PROVIDED RECORDS below:

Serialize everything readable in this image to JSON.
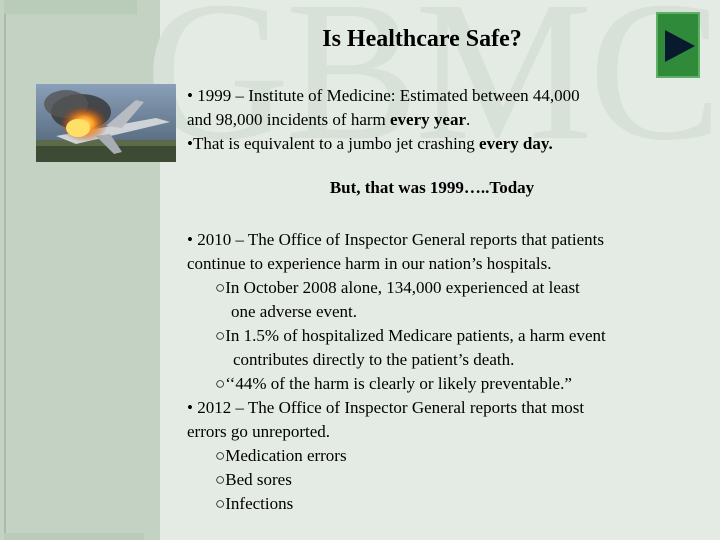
{
  "watermark": "GBMC",
  "title": "Is Healthcare Safe?",
  "icons": {
    "next": "play-triangle-icon",
    "photo": "plane-crash-photo"
  },
  "colors": {
    "button": "#2f8a3a",
    "background": "#e4ebe4",
    "band": "#c3d2c3"
  },
  "block1": {
    "line1": "• 1999 – Institute of Medicine:  Estimated between 44,000",
    "line2a": "and 98,000 incidents of harm ",
    "line2b": "every year",
    "line2c": ".",
    "line3a": "•That is equivalent to a jumbo jet crashing ",
    "line3b": "every day."
  },
  "center": "But, that was 1999…..Today",
  "block2": {
    "l1": "• 2010 – The Office of Inspector General reports that patients",
    "l2": "continue to experience harm in our nation’s hospitals.",
    "l3": "○In October 2008 alone, 134,000 experienced at least",
    "l4": "one adverse event.",
    "l5": "○In 1.5% of hospitalized Medicare patients, a harm event",
    "l6": "contributes directly to the patient’s death.",
    "l7": "○‘‘44% of the harm is clearly or likely preventable.”",
    "l8": "• 2012 – The Office of Inspector General reports that most",
    "l9": "errors go unreported.",
    "l10": "○Medication errors",
    "l11": "○Bed sores",
    "l12": "○Infections"
  }
}
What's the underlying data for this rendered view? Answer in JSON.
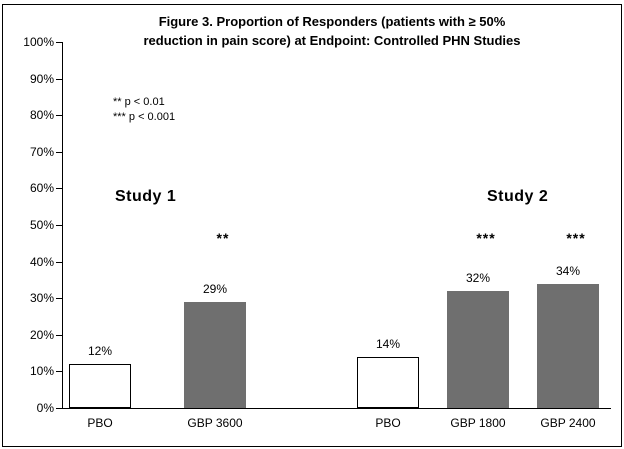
{
  "figure": {
    "title_line1": "Figure 3. Proportion of Responders (patients with ≥ 50%",
    "title_line2": "reduction in pain score) at Endpoint: Controlled PHN Studies"
  },
  "legend": {
    "line1": "** p < 0.01",
    "line2": "*** p < 0.001"
  },
  "chart_data": {
    "type": "bar",
    "title": "Figure 3. Proportion of Responders (patients with ≥ 50% reduction in pain score) at Endpoint: Controlled PHN Studies",
    "xlabel": "",
    "ylabel": "",
    "ylim": [
      0,
      100
    ],
    "grid": false,
    "legend_position": "upper-left-inside",
    "y_ticks": [
      "0%",
      "10%",
      "20%",
      "30%",
      "40%",
      "50%",
      "60%",
      "70%",
      "80%",
      "90%",
      "100%"
    ],
    "group_labels": [
      "Study 1",
      "Study 2"
    ],
    "significance_notes": [
      "** p < 0.01",
      "*** p < 0.001"
    ],
    "bars": [
      {
        "group": "Study 1",
        "category": "PBO",
        "value": 12,
        "value_label": "12%",
        "fill": "white",
        "sig": ""
      },
      {
        "group": "Study 1",
        "category": "GBP 3600",
        "value": 29,
        "value_label": "29%",
        "fill": "gray",
        "sig": "**"
      },
      {
        "group": "Study 2",
        "category": "PBO",
        "value": 14,
        "value_label": "14%",
        "fill": "white",
        "sig": ""
      },
      {
        "group": "Study 2",
        "category": "GBP 1800",
        "value": 32,
        "value_label": "32%",
        "fill": "gray",
        "sig": "***"
      },
      {
        "group": "Study 2",
        "category": "GBP 2400",
        "value": 34,
        "value_label": "34%",
        "fill": "gray",
        "sig": "***"
      }
    ],
    "colors": {
      "bar_gray": "#6f6f6f",
      "bar_white": "#ffffff",
      "bar_border": "#000000",
      "axis": "#000000",
      "background": "#ffffff"
    }
  }
}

End of PROVIDED RECORDS.

ACTIVITY: Where an entry includes a picture, drop it, and print the rest of the material word for word.

ANSWER SPACE:
Serialize everything readable in this image to JSON.
{
  "watermark": "GBMC",
  "title": "Is Healthcare Safe?",
  "icons": {
    "next": "play-triangle-icon",
    "photo": "plane-crash-photo"
  },
  "colors": {
    "button": "#2f8a3a",
    "background": "#e4ebe4",
    "band": "#c3d2c3"
  },
  "block1": {
    "line1": "• 1999 – Institute of Medicine:  Estimated between 44,000",
    "line2a": "and 98,000 incidents of harm ",
    "line2b": "every year",
    "line2c": ".",
    "line3a": "•That is equivalent to a jumbo jet crashing ",
    "line3b": "every day."
  },
  "center": "But, that was 1999…..Today",
  "block2": {
    "l1": "• 2010 – The Office of Inspector General reports that patients",
    "l2": "continue to experience harm in our nation’s hospitals.",
    "l3": "○In October 2008 alone, 134,000 experienced at least",
    "l4": "one adverse event.",
    "l5": "○In 1.5% of hospitalized Medicare patients, a harm event",
    "l6": "contributes directly to the patient’s death.",
    "l7": "○‘‘44% of the harm is clearly or likely preventable.”",
    "l8": "• 2012 – The Office of Inspector General reports that most",
    "l9": "errors go unreported.",
    "l10": "○Medication errors",
    "l11": "○Bed sores",
    "l12": "○Infections"
  }
}
What's the underlying data for this rendered view? Answer in JSON.
{
  "figure": {
    "title_line1": "Figure 3. Proportion of Responders (patients with ≥ 50%",
    "title_line2": "reduction in pain score) at Endpoint: Controlled PHN Studies"
  },
  "legend": {
    "line1": "** p < 0.01",
    "line2": "*** p < 0.001"
  },
  "chart_data": {
    "type": "bar",
    "title": "Figure 3. Proportion of Responders (patients with ≥ 50% reduction in pain score) at Endpoint: Controlled PHN Studies",
    "xlabel": "",
    "ylabel": "",
    "ylim": [
      0,
      100
    ],
    "grid": false,
    "legend_position": "upper-left-inside",
    "y_ticks": [
      "0%",
      "10%",
      "20%",
      "30%",
      "40%",
      "50%",
      "60%",
      "70%",
      "80%",
      "90%",
      "100%"
    ],
    "group_labels": [
      "Study 1",
      "Study 2"
    ],
    "significance_notes": [
      "** p < 0.01",
      "*** p < 0.001"
    ],
    "bars": [
      {
        "group": "Study 1",
        "category": "PBO",
        "value": 12,
        "value_label": "12%",
        "fill": "white",
        "sig": ""
      },
      {
        "group": "Study 1",
        "category": "GBP 3600",
        "value": 29,
        "value_label": "29%",
        "fill": "gray",
        "sig": "**"
      },
      {
        "group": "Study 2",
        "category": "PBO",
        "value": 14,
        "value_label": "14%",
        "fill": "white",
        "sig": ""
      },
      {
        "group": "Study 2",
        "category": "GBP 1800",
        "value": 32,
        "value_label": "32%",
        "fill": "gray",
        "sig": "***"
      },
      {
        "group": "Study 2",
        "category": "GBP 2400",
        "value": 34,
        "value_label": "34%",
        "fill": "gray",
        "sig": "***"
      }
    ],
    "colors": {
      "bar_gray": "#6f6f6f",
      "bar_white": "#ffffff",
      "bar_border": "#000000",
      "axis": "#000000",
      "background": "#ffffff"
    }
  }
}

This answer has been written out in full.